Task brief:
Give the count of lines containing the string "causes", with no other output.

Source material:

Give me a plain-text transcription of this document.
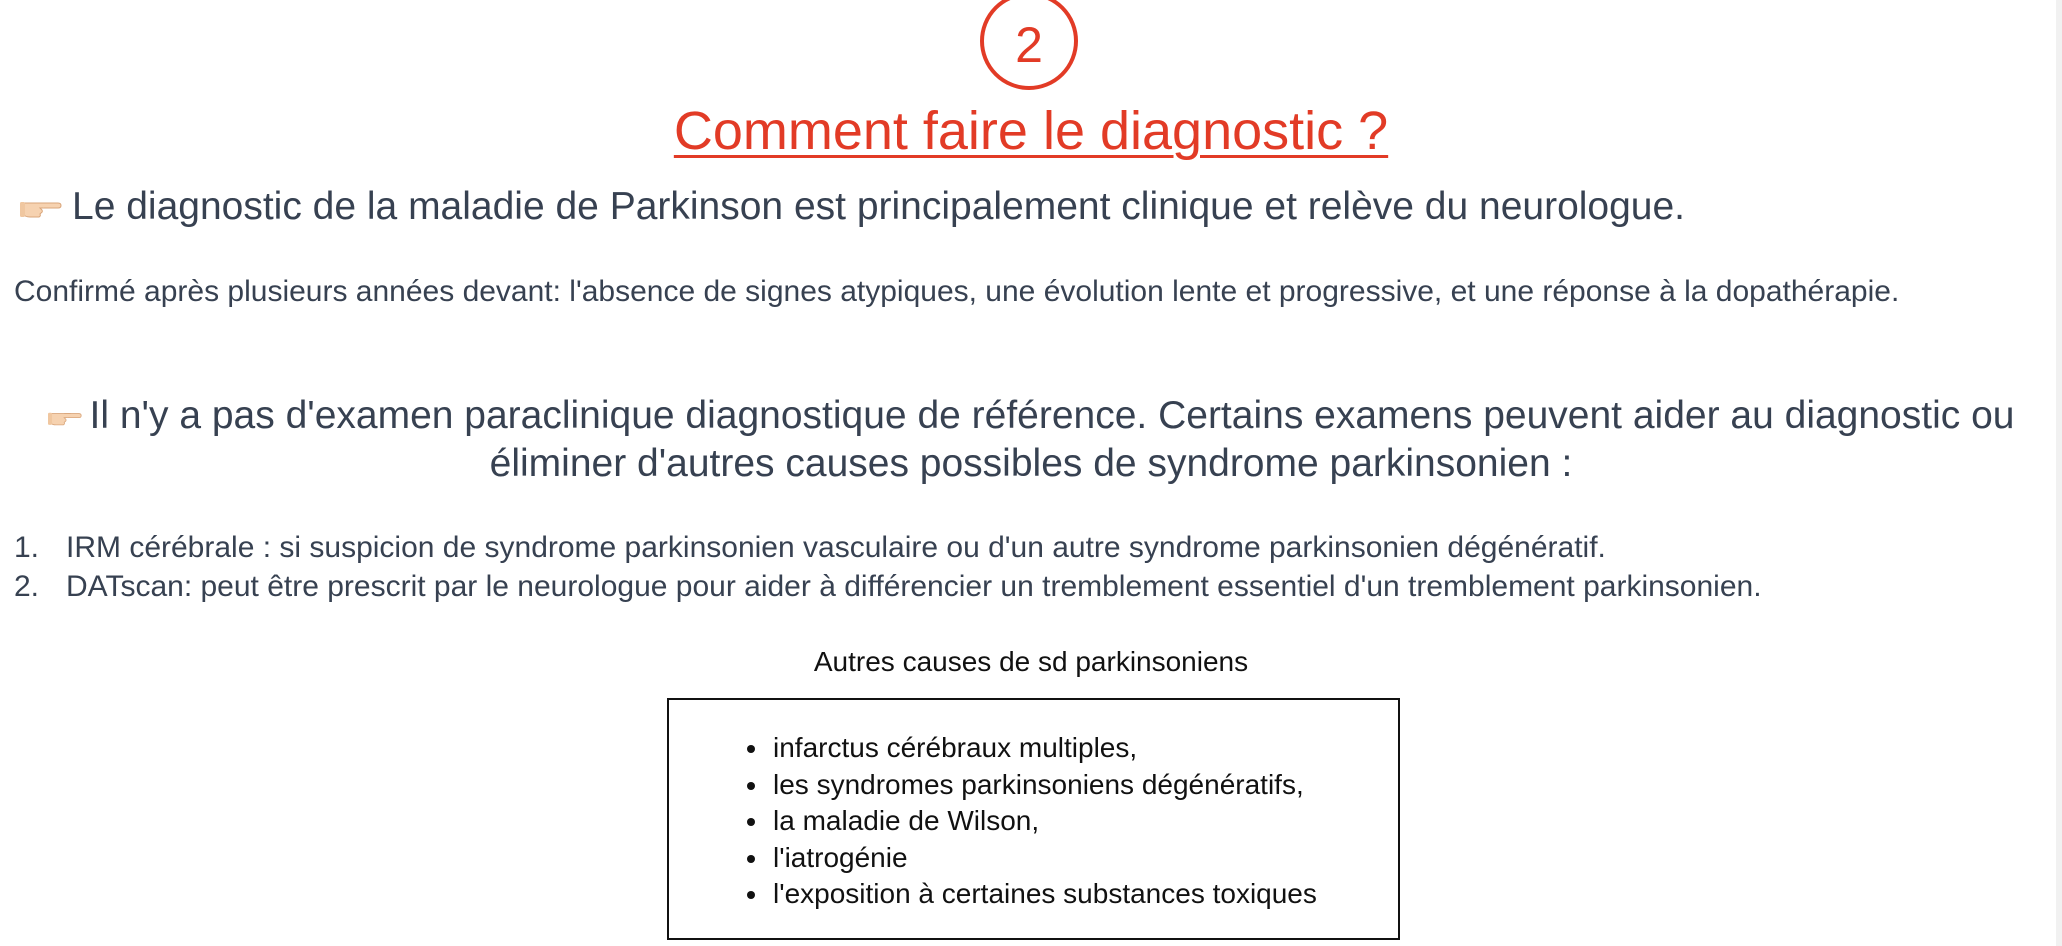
2
Comment faire le diagnostic ?
Le diagnostic de la maladie de Parkinson est principalement clinique et relève du neurologue.
Confirmé après plusieurs années devant: l'absence de signes atypiques, une évolution lente et progressive, et une réponse à la dopathérapie.
Il n'y a pas d'examen paraclinique diagnostique de référence. Certains examens peuvent aider au diagnostic ou éliminer d'autres causes possibles de syndrome parkinsonien :
1. IRM cérébrale : si suspicion de syndrome parkinsonien vasculaire ou d'un autre syndrome parkinsonien dégénératif.
2. DATscan: peut être prescrit par le neurologue pour aider à différencier un tremblement essentiel d'un tremblement parkinsonien.
Autres causes de sd parkinsoniens
infarctus cérébraux multiples,
les syndromes parkinsoniens dégénératifs,
la maladie de Wilson,
l'iatrogénie
l'exposition à certaines substances toxiques
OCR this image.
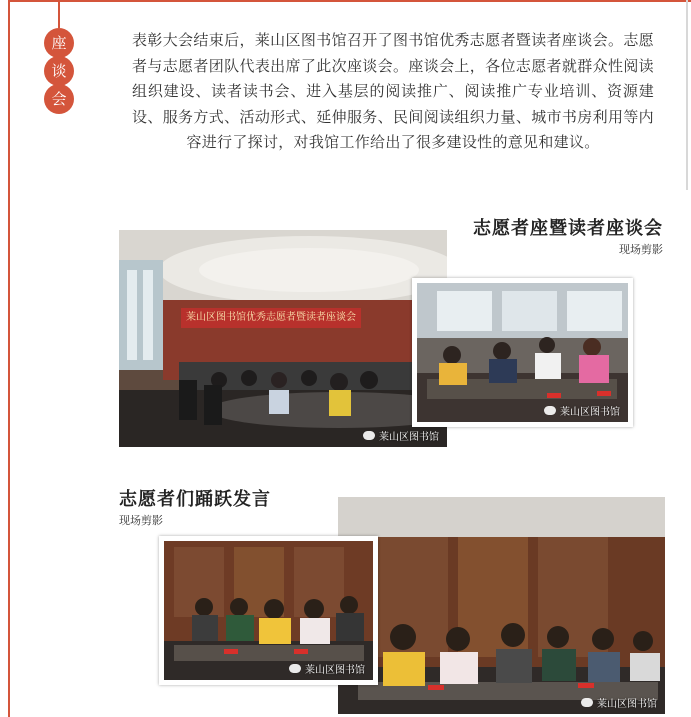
座
谈
会
表彰大会结束后，莱山区图书馆召开了图书馆优秀志愿者暨读者座谈会。志愿者与志愿者团队代表出席了此次座谈会。座谈会上，各位志愿者就群众性阅读组织建设、读者读书会、进入基层的阅读推广、阅读推广专业培训、资源建设、服务方式、活动形式、延伸服务、民间阅读组织力量、城市书房利用等内容进行了探讨，对我馆工作给出了很多建设性的意见和建议。
志愿者座暨读者座谈会
现场剪影
莱山区图书馆优秀志愿者暨读者座谈会
莱山区图书馆
莱山区图书馆
志愿者们踊跃发言
现场剪影
莱山区图书馆
莱山区图书馆
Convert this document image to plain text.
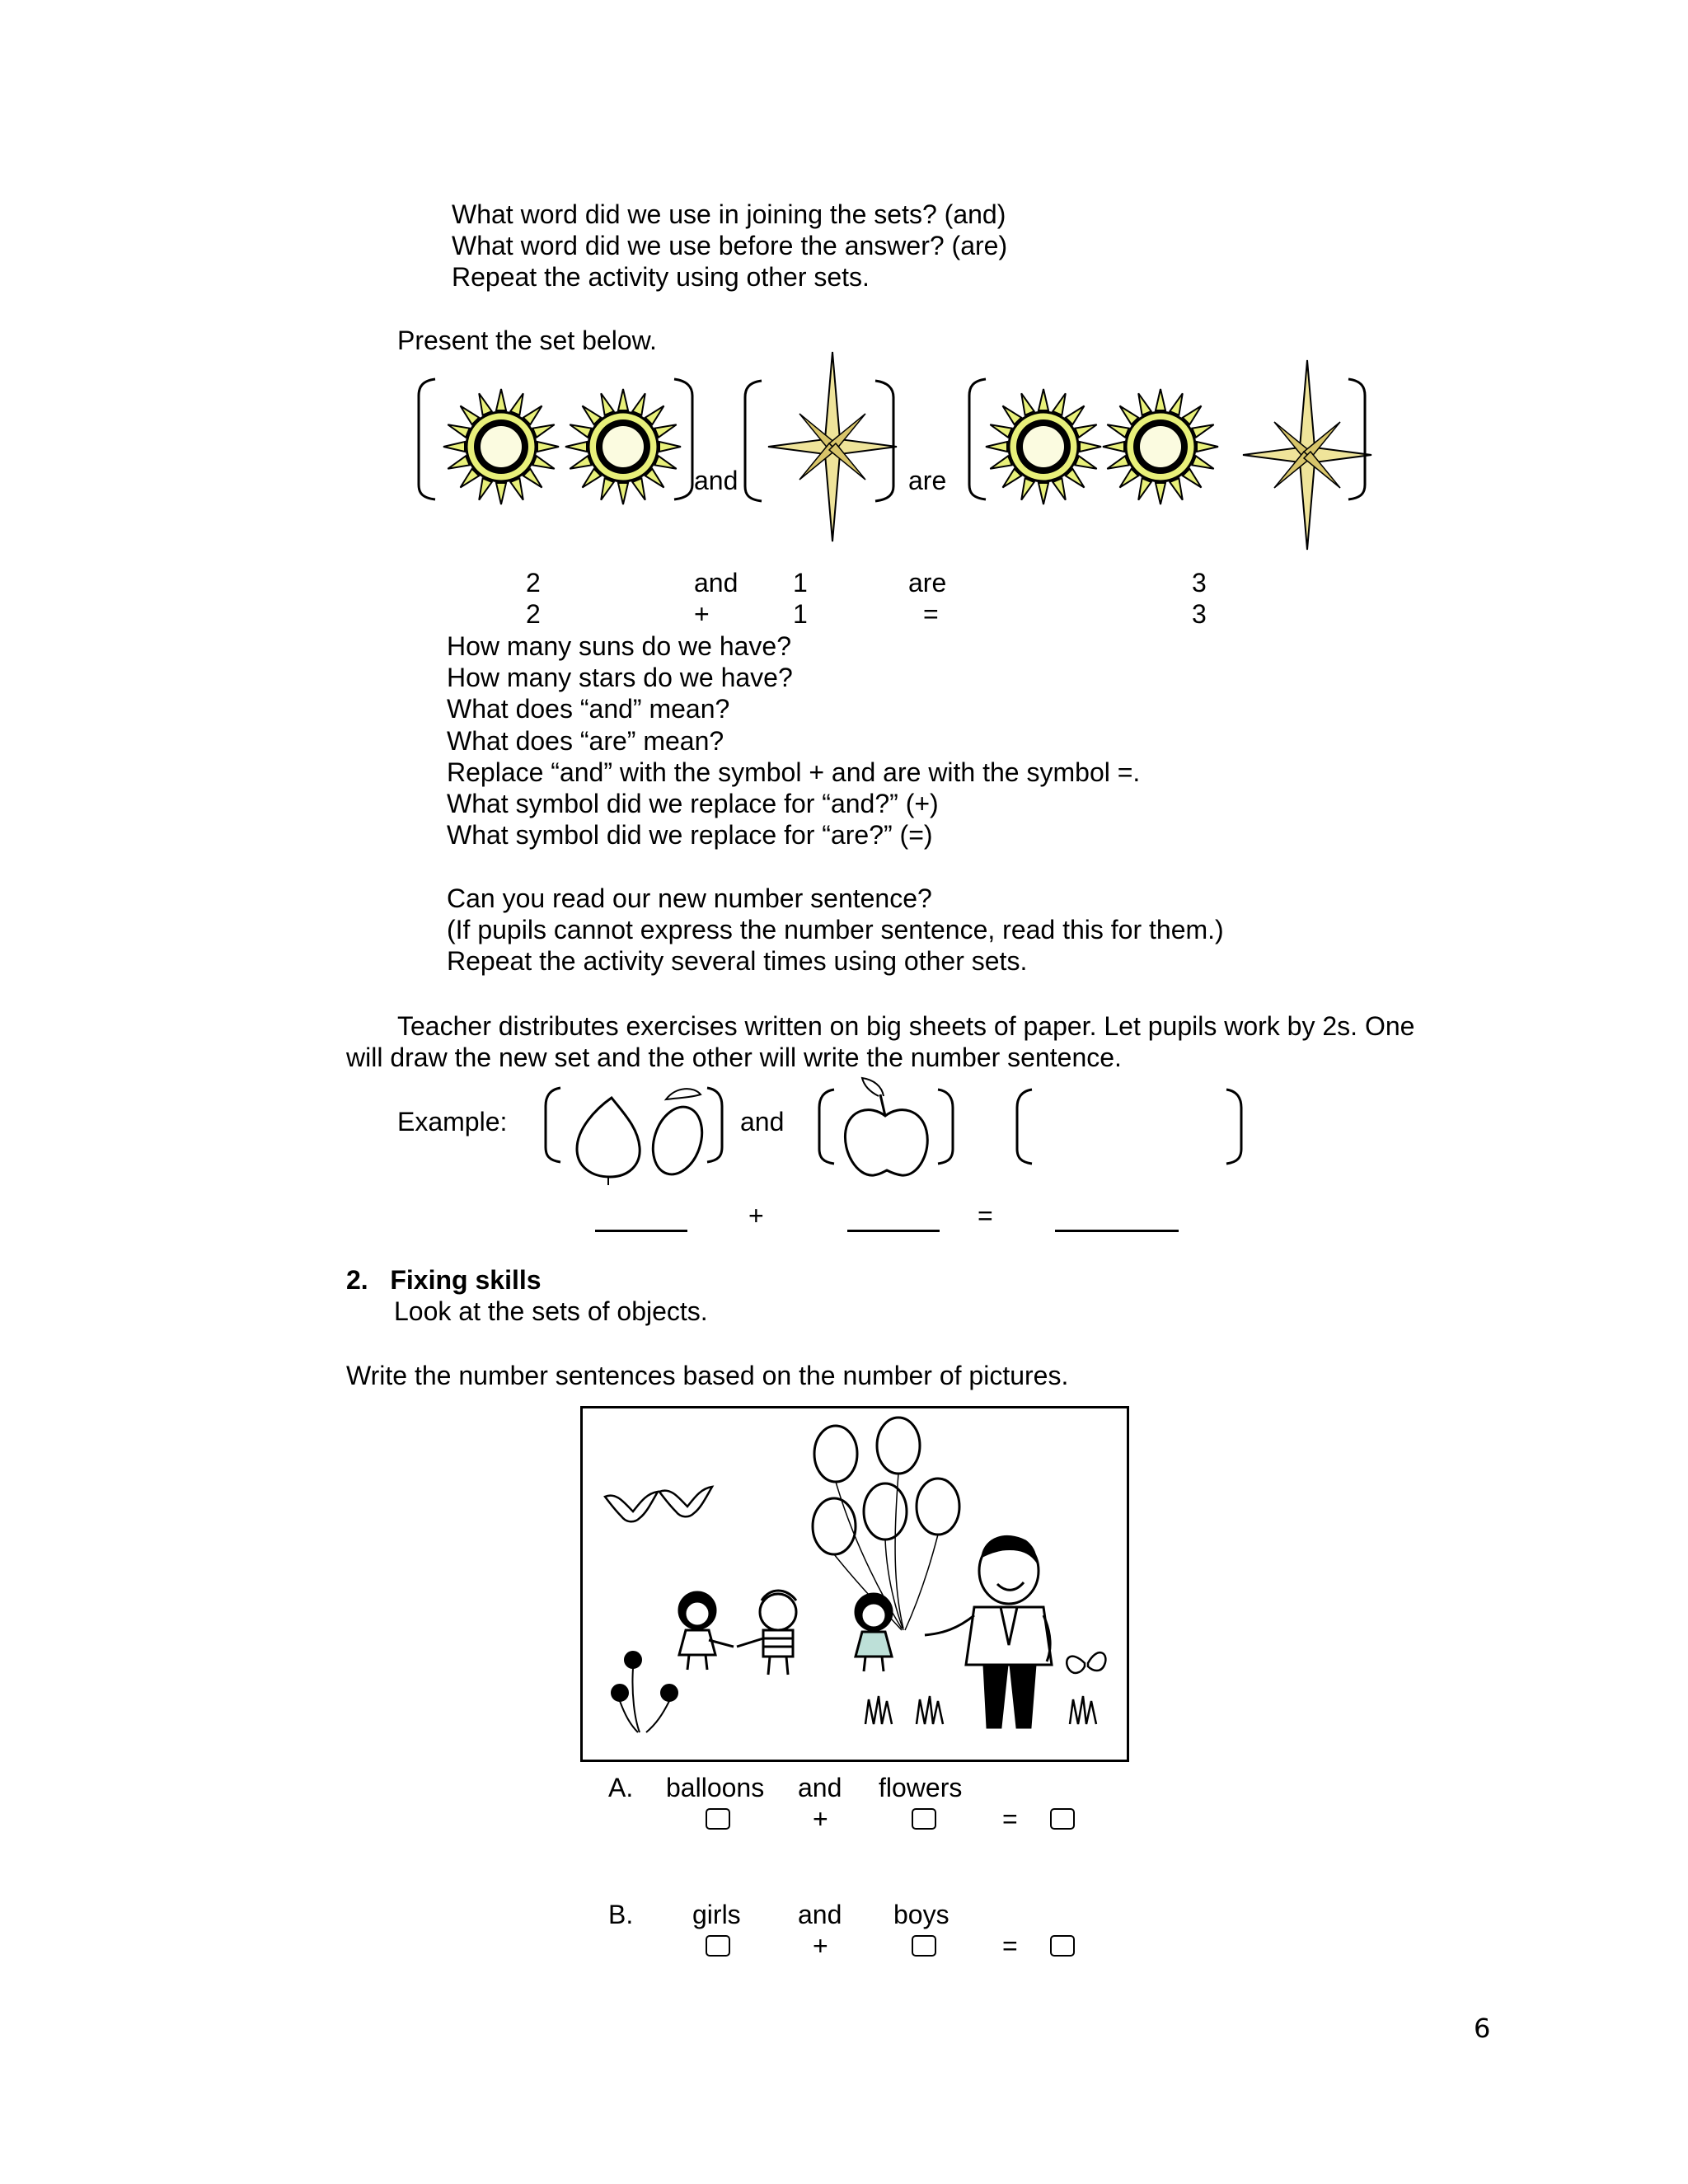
What word did we use in joining the sets? (and)
What word did we use before the answer? (are)
Repeat the activity using other sets.
Present the set below.
and	are
2	and 1	are	3
2	+	1	=	3
How many suns do we have?
How many stars do we have?
What does “and” mean?
What does “are” mean?
Replace “and” with the symbol + and are with the symbol =.
What symbol did we replace for “and?” (+)
What symbol did we replace for “are?” (=)
Can you read our new number sentence?
(If pupils cannot express the number sentence, read this for them.)
Repeat the activity several times using other sets.
Teacher distributes exercises written on big sheets of paper. Let pupils work by 2s. One
will draw the new set and the other will write the number sentence.
Example:	and
+	=
2.   Fixing skills
Look at the sets of objects.
Write the number sentences based on the number of pictures.
A. balloons and flowers
+	=
B. girls and boys
+	=
6
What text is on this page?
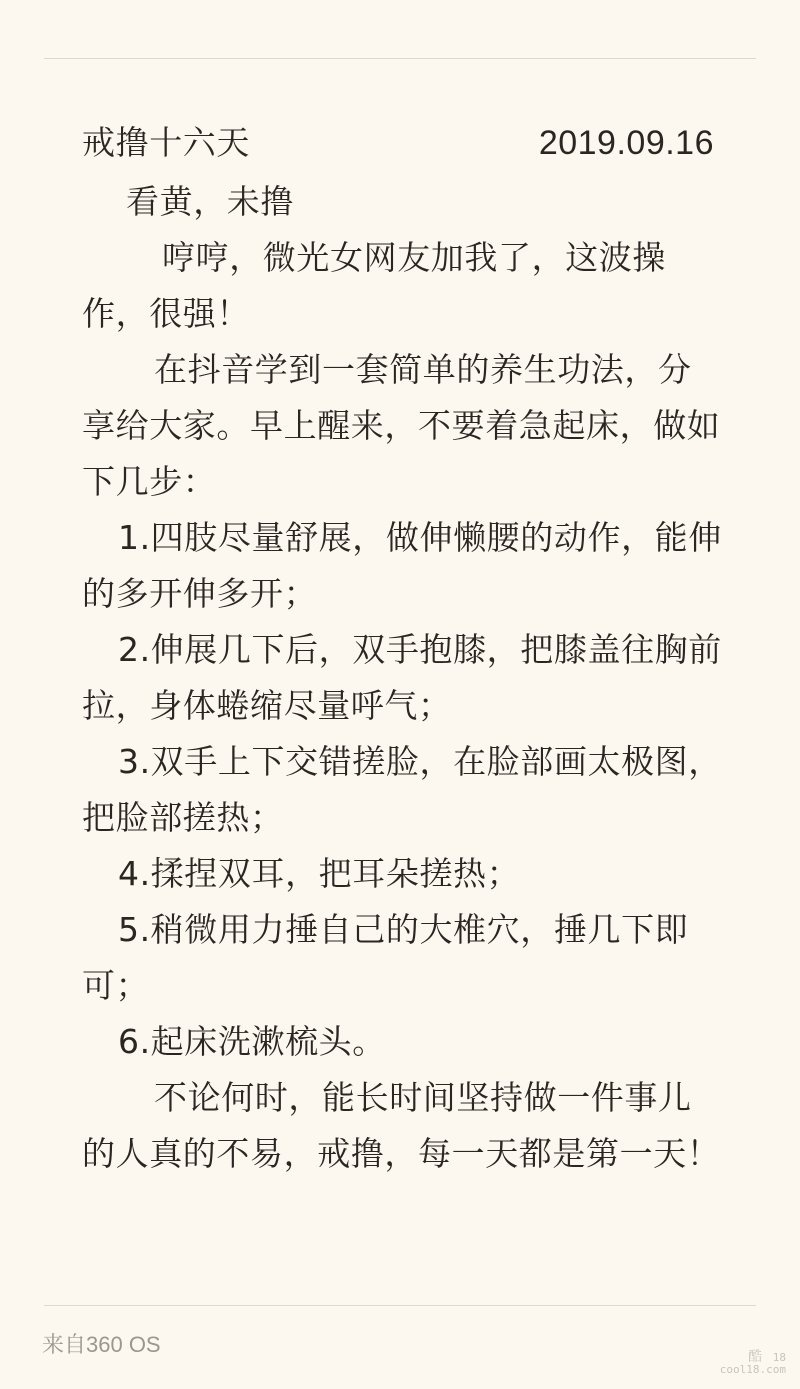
戒撸十六天	2019.09.16

看黄，未撸

哼哼，微光女网友加我了，这波操作，很强！

在抖音学到一套简单的养生功法，分享给大家。早上醒来，不要着急起床，做如下几步：

1.四肢尽量舒展，做伸懒腰的动作，能伸的多开伸多开；

2.伸展几下后，双手抱膝，把膝盖往胸前拉，身体蜷缩尽量呼气；

3.双手上下交错搓脸，在脸部画太极图，把脸部搓热；

4.揉捏双耳，把耳朵搓热；

5.稍微用力捶自己的大椎穴，捶几下即可；

6.起床洗漱梳头。

不论何时，能长时间坚持做一件事儿的人真的不易，戒撸，每一天都是第一天！

来自360 OS	酷 18
cool18.com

Result of the task:
2